Dataset entries on figures:
-*-*-

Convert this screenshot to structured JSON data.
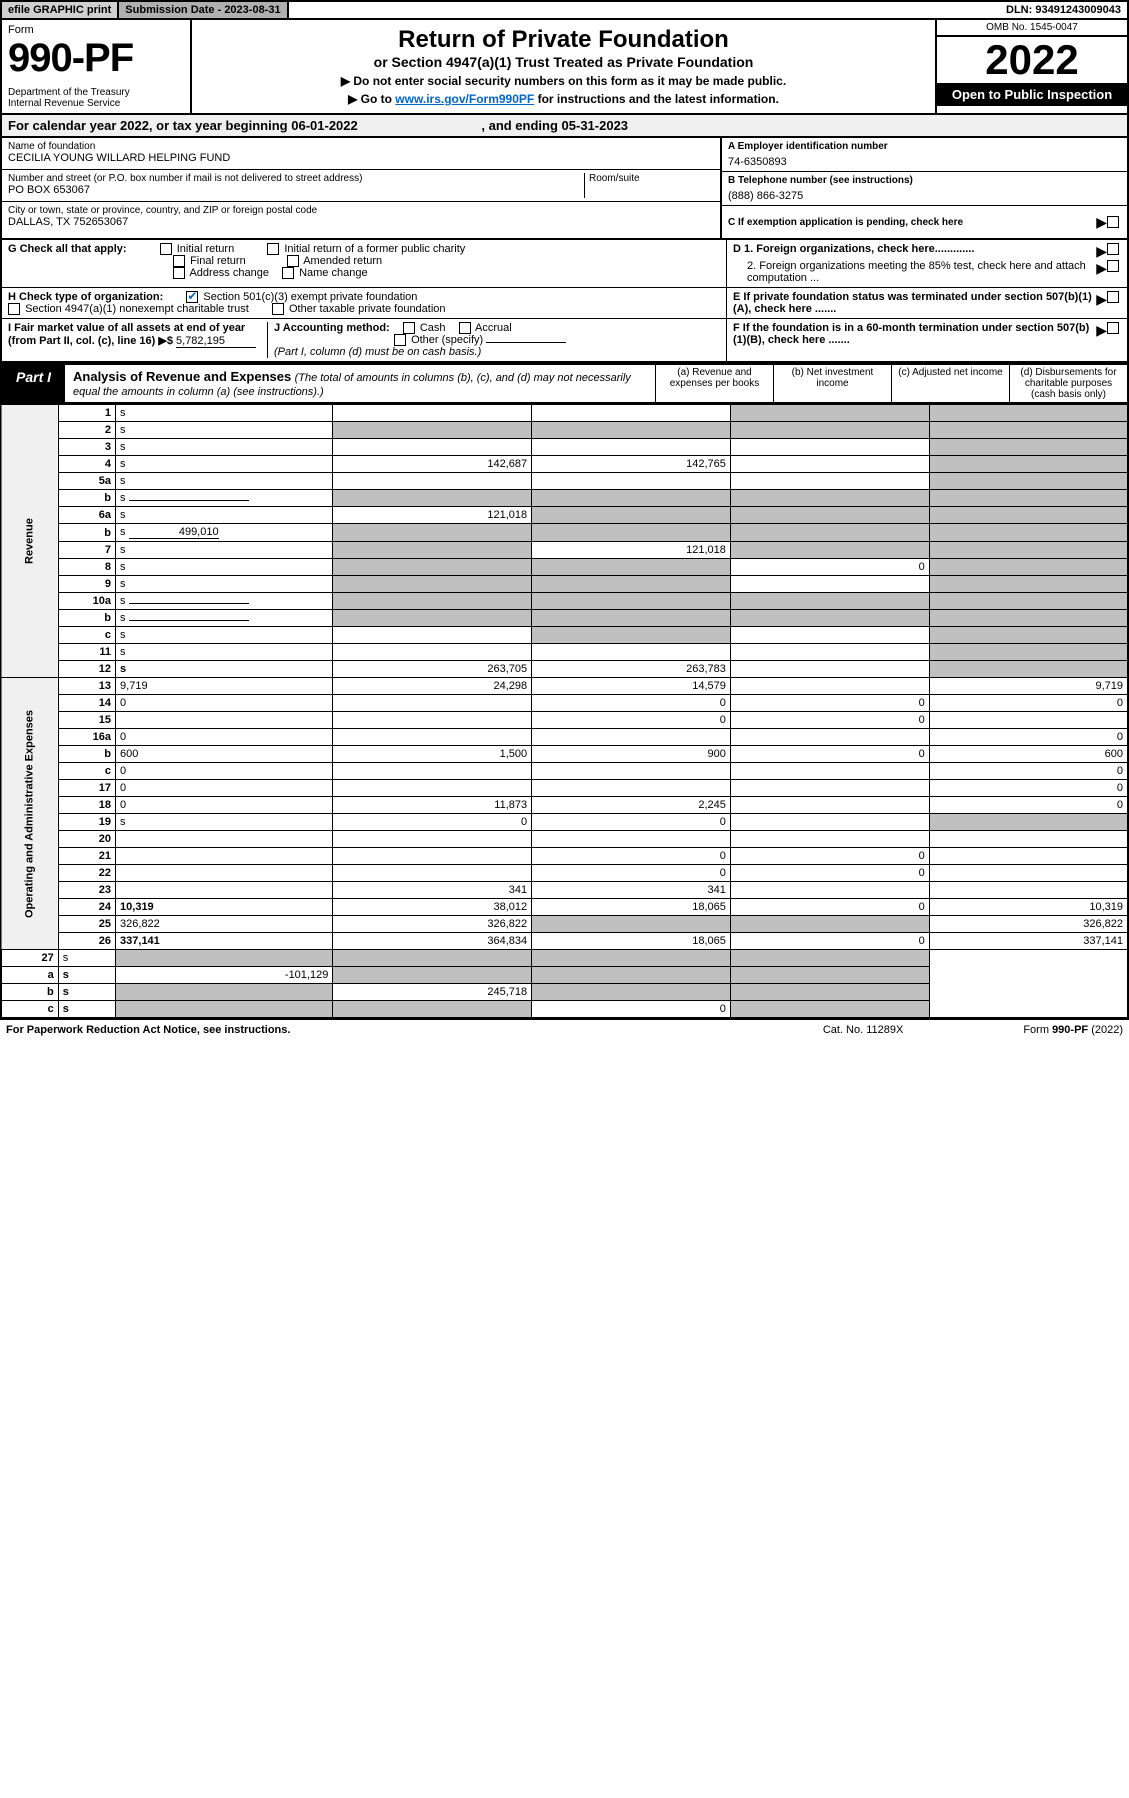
{
  "top": {
    "efile": "efile GRAPHIC print",
    "sub_label": "Submission Date - 2023-08-31",
    "dln": "DLN: 93491243009043"
  },
  "header": {
    "form_word": "Form",
    "form_no": "990-PF",
    "dept": "Department of the Treasury\nInternal Revenue Service",
    "title": "Return of Private Foundation",
    "subtitle": "or Section 4947(a)(1) Trust Treated as Private Foundation",
    "note1": "▶ Do not enter social security numbers on this form as it may be made public.",
    "note2_pre": "▶ Go to ",
    "note2_link": "www.irs.gov/Form990PF",
    "note2_post": " for instructions and the latest information.",
    "omb": "OMB No. 1545-0047",
    "year": "2022",
    "inspect": "Open to Public Inspection"
  },
  "cal_year": {
    "pre": "For calendar year 2022, or tax year beginning ",
    "begin": "06-01-2022",
    "mid": " , and ending ",
    "end": "05-31-2023"
  },
  "ident": {
    "name_label": "Name of foundation",
    "name": "CECILIA YOUNG WILLARD HELPING FUND",
    "addr_label": "Number and street (or P.O. box number if mail is not delivered to street address)",
    "addr": "PO BOX 653067",
    "room_label": "Room/suite",
    "city_label": "City or town, state or province, country, and ZIP or foreign postal code",
    "city": "DALLAS, TX  752653067",
    "ein_label": "A Employer identification number",
    "ein": "74-6350893",
    "tel_label": "B Telephone number (see instructions)",
    "tel": "(888) 866-3275",
    "c_label": "C If exemption application is pending, check here",
    "d1": "D 1. Foreign organizations, check here.............",
    "d2": "2. Foreign organizations meeting the 85% test, check here and attach computation ...",
    "e": "E If private foundation status was terminated under section 507(b)(1)(A), check here .......",
    "f": "F If the foundation is in a 60-month termination under section 507(b)(1)(B), check here ......."
  },
  "g": {
    "label": "G Check all that apply:",
    "initial": "Initial return",
    "initial_former": "Initial return of a former public charity",
    "final": "Final return",
    "amended": "Amended return",
    "addr_change": "Address change",
    "name_change": "Name change"
  },
  "h": {
    "label": "H Check type of organization:",
    "s501": "Section 501(c)(3) exempt private foundation",
    "s4947": "Section 4947(a)(1) nonexempt charitable trust",
    "other_taxable": "Other taxable private foundation"
  },
  "i": {
    "label": "I Fair market value of all assets at end of year (from Part II, col. (c), line 16) ▶$",
    "value": "5,782,195"
  },
  "j": {
    "label": "J Accounting method:",
    "cash": "Cash",
    "accrual": "Accrual",
    "other": "Other (specify)",
    "note": "(Part I, column (d) must be on cash basis.)"
  },
  "part1": {
    "label": "Part I",
    "title": "Analysis of Revenue and Expenses",
    "note": "(The total of amounts in columns (b), (c), and (d) may not necessarily equal the amounts in column (a) (see instructions).)",
    "col_a": "(a) Revenue and expenses per books",
    "col_b": "(b) Net investment income",
    "col_c": "(c) Adjusted net income",
    "col_d": "(d) Disbursements for charitable purposes (cash basis only)"
  },
  "side_rev": "Revenue",
  "side_exp": "Operating and Administrative Expenses",
  "rows": [
    {
      "n": "1",
      "d": "s",
      "a": "",
      "b": "",
      "c": "s"
    },
    {
      "n": "2",
      "d": "s",
      "a": "s",
      "b": "s",
      "c": "s",
      "chk": true
    },
    {
      "n": "3",
      "d": "s",
      "a": "",
      "b": "",
      "c": ""
    },
    {
      "n": "4",
      "d": "s",
      "a": "142,687",
      "b": "142,765",
      "c": ""
    },
    {
      "n": "5a",
      "d": "s",
      "a": "",
      "b": "",
      "c": ""
    },
    {
      "n": "b",
      "d": "s",
      "a": "s",
      "b": "s",
      "c": "s",
      "sub": true
    },
    {
      "n": "6a",
      "d": "s",
      "a": "121,018",
      "b": "s",
      "c": "s"
    },
    {
      "n": "b",
      "d": "s",
      "a": "s",
      "b": "s",
      "c": "s",
      "sub": true,
      "subval": "499,010"
    },
    {
      "n": "7",
      "d": "s",
      "a": "s",
      "b": "121,018",
      "c": "s"
    },
    {
      "n": "8",
      "d": "s",
      "a": "s",
      "b": "s",
      "c": "0"
    },
    {
      "n": "9",
      "d": "s",
      "a": "s",
      "b": "s",
      "c": ""
    },
    {
      "n": "10a",
      "d": "s",
      "a": "s",
      "b": "s",
      "c": "s",
      "sub": true
    },
    {
      "n": "b",
      "d": "s",
      "a": "s",
      "b": "s",
      "c": "s",
      "sub": true
    },
    {
      "n": "c",
      "d": "s",
      "a": "",
      "b": "s",
      "c": ""
    },
    {
      "n": "11",
      "d": "s",
      "a": "",
      "b": "",
      "c": ""
    },
    {
      "n": "12",
      "d": "s",
      "a": "263,705",
      "b": "263,783",
      "c": "",
      "bold": true
    }
  ],
  "exp_rows": [
    {
      "n": "13",
      "d": "9,719",
      "a": "24,298",
      "b": "14,579",
      "c": ""
    },
    {
      "n": "14",
      "d": "0",
      "a": "",
      "b": "0",
      "c": "0"
    },
    {
      "n": "15",
      "d": "",
      "a": "",
      "b": "0",
      "c": "0"
    },
    {
      "n": "16a",
      "d": "0",
      "a": "",
      "b": "",
      "c": ""
    },
    {
      "n": "b",
      "d": "600",
      "a": "1,500",
      "b": "900",
      "c": "0"
    },
    {
      "n": "c",
      "d": "0",
      "a": "",
      "b": "",
      "c": ""
    },
    {
      "n": "17",
      "d": "0",
      "a": "",
      "b": "",
      "c": ""
    },
    {
      "n": "18",
      "d": "0",
      "a": "11,873",
      "b": "2,245",
      "c": ""
    },
    {
      "n": "19",
      "d": "s",
      "a": "0",
      "b": "0",
      "c": ""
    },
    {
      "n": "20",
      "d": "",
      "a": "",
      "b": "",
      "c": ""
    },
    {
      "n": "21",
      "d": "",
      "a": "",
      "b": "0",
      "c": "0"
    },
    {
      "n": "22",
      "d": "",
      "a": "",
      "b": "0",
      "c": "0"
    },
    {
      "n": "23",
      "d": "",
      "a": "341",
      "b": "341",
      "c": ""
    },
    {
      "n": "24",
      "d": "10,319",
      "a": "38,012",
      "b": "18,065",
      "c": "0",
      "bold": true
    },
    {
      "n": "25",
      "d": "326,822",
      "a": "326,822",
      "b": "s",
      "c": "s"
    },
    {
      "n": "26",
      "d": "337,141",
      "a": "364,834",
      "b": "18,065",
      "c": "0",
      "bold": true
    }
  ],
  "sub_rows": [
    {
      "n": "27",
      "d": "s",
      "a": "s",
      "b": "s",
      "c": "s"
    },
    {
      "n": "a",
      "d": "s",
      "a": "-101,129",
      "b": "s",
      "c": "s",
      "bold": true
    },
    {
      "n": "b",
      "d": "s",
      "a": "s",
      "b": "245,718",
      "c": "s",
      "bold": true
    },
    {
      "n": "c",
      "d": "s",
      "a": "s",
      "b": "s",
      "c": "0",
      "bold": true
    }
  ],
  "footer": {
    "left": "For Paperwork Reduction Act Notice, see instructions.",
    "mid": "Cat. No. 11289X",
    "right": "Form 990-PF (2022)"
  }
}
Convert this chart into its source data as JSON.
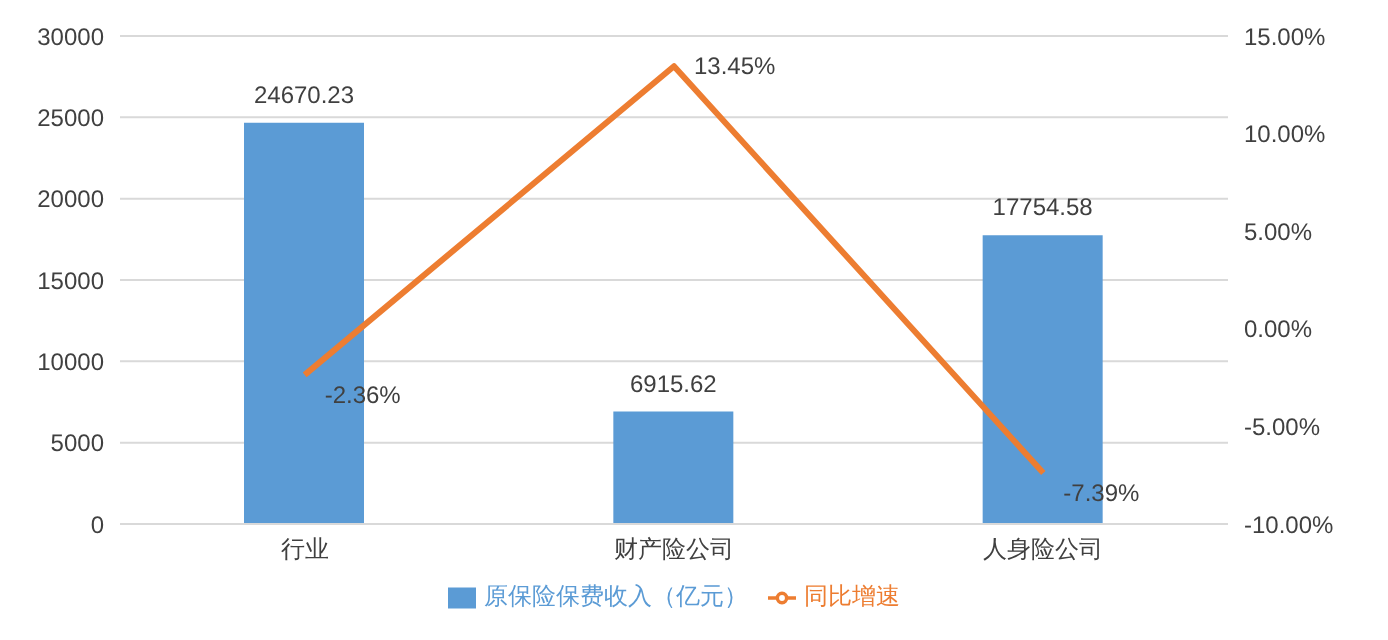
{
  "chart_data": {
    "type": "bar",
    "categories": [
      "行业",
      "财产险公司",
      "人身险公司"
    ],
    "series": [
      {
        "name": "原保险保费收入（亿元）",
        "color": "#5b9bd5",
        "values": [
          24670.23,
          6915.62,
          17754.58
        ],
        "value_labels": [
          "24670.23",
          "6915.62",
          "17754.58"
        ]
      },
      {
        "name": "同比增速",
        "type": "line",
        "axis": "y2",
        "color": "#ed7d31",
        "values": [
          -2.36,
          13.45,
          -7.39
        ],
        "value_labels": [
          "-2.36%",
          "13.45%",
          "-7.39%"
        ]
      }
    ],
    "ylim": [
      0,
      30000
    ],
    "yticks": [
      0,
      5000,
      10000,
      15000,
      20000,
      25000,
      30000
    ],
    "y2lim": [
      -10,
      15
    ],
    "y2ticks": [
      {
        "value": -10,
        "label": "-10.00%"
      },
      {
        "value": -5,
        "label": "-5.00%"
      },
      {
        "value": 0,
        "label": "0.00%"
      },
      {
        "value": 5,
        "label": "5.00%"
      },
      {
        "value": 10,
        "label": "10.00%"
      },
      {
        "value": 15,
        "label": "15.00%"
      }
    ],
    "grid": "y",
    "legend": "bottom",
    "marker": "none",
    "line_style": "solid"
  }
}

-*-*-

Emit an exact copy of the lines from the line bearing "Convert this chart" through the last line above, inclusive, and leave the images out.

Output →
Convert this chart into its source data as JSON.
{
  "chart_data": {
    "type": "bar",
    "categories": [
      "行业",
      "财产险公司",
      "人身险公司"
    ],
    "series": [
      {
        "name": "原保险保费收入（亿元）",
        "color": "#5b9bd5",
        "values": [
          24670.23,
          6915.62,
          17754.58
        ],
        "value_labels": [
          "24670.23",
          "6915.62",
          "17754.58"
        ]
      },
      {
        "name": "同比增速",
        "type": "line",
        "axis": "y2",
        "color": "#ed7d31",
        "values": [
          -2.36,
          13.45,
          -7.39
        ],
        "value_labels": [
          "-2.36%",
          "13.45%",
          "-7.39%"
        ]
      }
    ],
    "ylim": [
      0,
      30000
    ],
    "yticks": [
      0,
      5000,
      10000,
      15000,
      20000,
      25000,
      30000
    ],
    "y2lim": [
      -10,
      15
    ],
    "y2ticks": [
      {
        "value": -10,
        "label": "-10.00%"
      },
      {
        "value": -5,
        "label": "-5.00%"
      },
      {
        "value": 0,
        "label": "0.00%"
      },
      {
        "value": 5,
        "label": "5.00%"
      },
      {
        "value": 10,
        "label": "10.00%"
      },
      {
        "value": 15,
        "label": "15.00%"
      }
    ],
    "grid": "y",
    "legend": "bottom",
    "marker": "none",
    "line_style": "solid"
  }
}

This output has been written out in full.